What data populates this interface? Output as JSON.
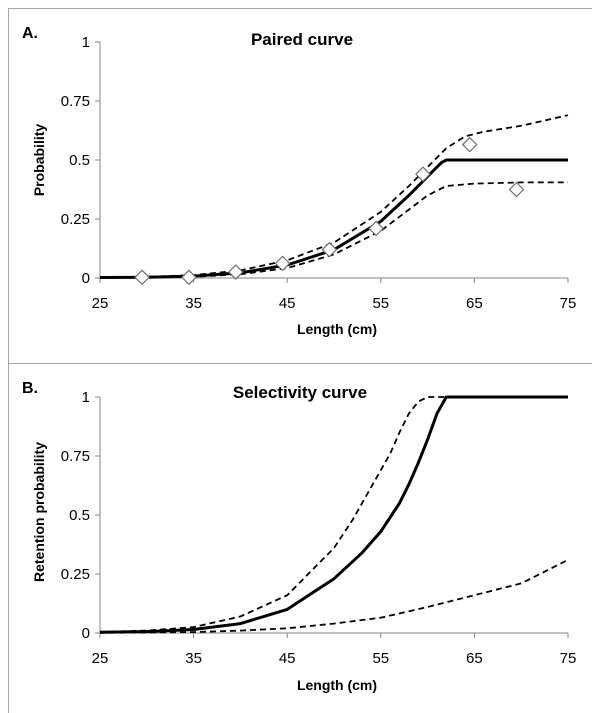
{
  "chart_data": [
    {
      "type": "line",
      "panel_label": "A.",
      "title": "Paired curve",
      "xlabel": "Length (cm)",
      "ylabel": "Probability",
      "xlim": [
        25,
        75
      ],
      "ylim": [
        0,
        1
      ],
      "xticks": [
        25,
        35,
        45,
        55,
        65,
        75
      ],
      "yticks": [
        0,
        0.25,
        0.5,
        0.75,
        1
      ],
      "ytick_labels": [
        "0",
        "0.25",
        "0.5",
        "0.75",
        "1"
      ],
      "grid": false,
      "legend": "none",
      "series": [
        {
          "role": "fit",
          "style": "solid",
          "x": [
            25,
            30,
            35,
            40,
            45,
            50,
            55,
            58,
            60,
            61.5,
            62,
            65,
            70,
            75
          ],
          "y": [
            0.002,
            0.003,
            0.008,
            0.022,
            0.055,
            0.12,
            0.24,
            0.35,
            0.43,
            0.49,
            0.5,
            0.5,
            0.5,
            0.5
          ]
        },
        {
          "role": "upper_ci",
          "style": "dashed",
          "x": [
            25,
            30,
            35,
            40,
            45,
            50,
            55,
            58,
            60,
            62,
            64,
            66,
            70,
            75
          ],
          "y": [
            0.003,
            0.005,
            0.012,
            0.032,
            0.075,
            0.15,
            0.28,
            0.39,
            0.47,
            0.55,
            0.6,
            0.62,
            0.645,
            0.69
          ]
        },
        {
          "role": "lower_ci",
          "style": "dashed",
          "x": [
            25,
            30,
            35,
            40,
            45,
            50,
            55,
            58,
            60,
            62,
            65,
            70,
            75
          ],
          "y": [
            0.001,
            0.002,
            0.005,
            0.016,
            0.042,
            0.1,
            0.2,
            0.29,
            0.35,
            0.39,
            0.4,
            0.405,
            0.405
          ]
        },
        {
          "role": "observed",
          "style": "diamond",
          "x": [
            29.5,
            34.5,
            39.5,
            44.5,
            49.5,
            54.5,
            59.5,
            64.5,
            69.5
          ],
          "y": [
            0.003,
            0.003,
            0.025,
            0.062,
            0.12,
            0.21,
            0.44,
            0.565,
            0.375
          ]
        }
      ]
    },
    {
      "type": "line",
      "panel_label": "B.",
      "title": "Selectivity curve",
      "xlabel": "Length (cm)",
      "ylabel": "Retention probability",
      "xlim": [
        25,
        75
      ],
      "ylim": [
        0,
        1
      ],
      "xticks": [
        25,
        35,
        45,
        55,
        65,
        75
      ],
      "yticks": [
        0,
        0.25,
        0.5,
        0.75,
        1
      ],
      "ytick_labels": [
        "0",
        "0.25",
        "0.5",
        "0.75",
        "1"
      ],
      "grid": false,
      "legend": "none",
      "series": [
        {
          "role": "fit",
          "style": "solid",
          "x": [
            25,
            30,
            35,
            40,
            45,
            50,
            53,
            55,
            57,
            58,
            59,
            60,
            61,
            62,
            65,
            70,
            75
          ],
          "y": [
            0.003,
            0.006,
            0.015,
            0.04,
            0.1,
            0.23,
            0.34,
            0.43,
            0.55,
            0.63,
            0.72,
            0.82,
            0.93,
            1,
            1,
            1,
            1
          ]
        },
        {
          "role": "upper_ci",
          "style": "dashed",
          "x": [
            25,
            30,
            35,
            40,
            45,
            50,
            52,
            54,
            56,
            57,
            58,
            59,
            60,
            62,
            65,
            70,
            75
          ],
          "y": [
            0.004,
            0.01,
            0.025,
            0.07,
            0.16,
            0.36,
            0.48,
            0.62,
            0.76,
            0.85,
            0.93,
            0.98,
            1,
            1,
            1,
            1,
            1
          ]
        },
        {
          "role": "lower_ci",
          "style": "dashed",
          "x": [
            25,
            30,
            35,
            40,
            45,
            50,
            55,
            60,
            65,
            70,
            73,
            75
          ],
          "y": [
            0.001,
            0.002,
            0.004,
            0.01,
            0.02,
            0.04,
            0.065,
            0.11,
            0.16,
            0.21,
            0.27,
            0.31
          ]
        }
      ]
    }
  ]
}
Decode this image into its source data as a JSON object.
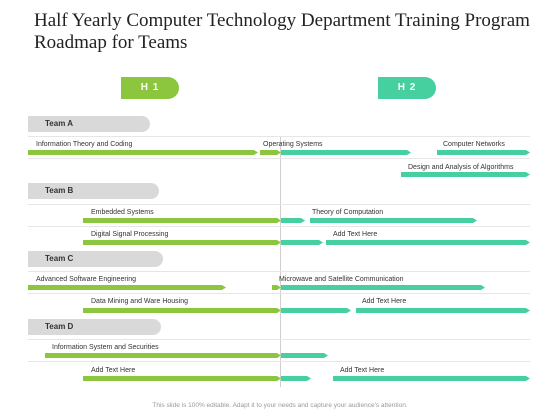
{
  "title": "Half Yearly Computer Technology Department Training Program Roadmap for Teams",
  "halves": [
    "H 1",
    "H 2"
  ],
  "teams": [
    "Team A",
    "Team B",
    "Team C",
    "Team D"
  ],
  "tasks": [
    "Information Theory and Coding",
    "Operating Systems",
    "Computer Networks",
    "Design and Analysis of Algorithms",
    "Embedded Systems",
    "Theory of Computation",
    "Digital Signal Processing",
    "Add Text Here",
    "Advanced Software Engineering",
    "Microwave and Satellite Communication",
    "Data Mining and Ware Housing",
    "Add Text Here",
    "Information System and Securities",
    "Add Text Here",
    "Add Text Here"
  ],
  "colors": {
    "h1": "#8cc63f",
    "h2": "#46d0a0",
    "team_pill": "#d9d9d9"
  },
  "footer": "This slide is 100% editable. Adapt it to your needs and capture your audience's attention."
}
= = = =
_EXERCISE DESCRIPTION_
Copy each line from the records above that includes the string "Information".

_EXERCISE OUTPUT_
    "Information Theory and Coding",
    "Information System and Securities",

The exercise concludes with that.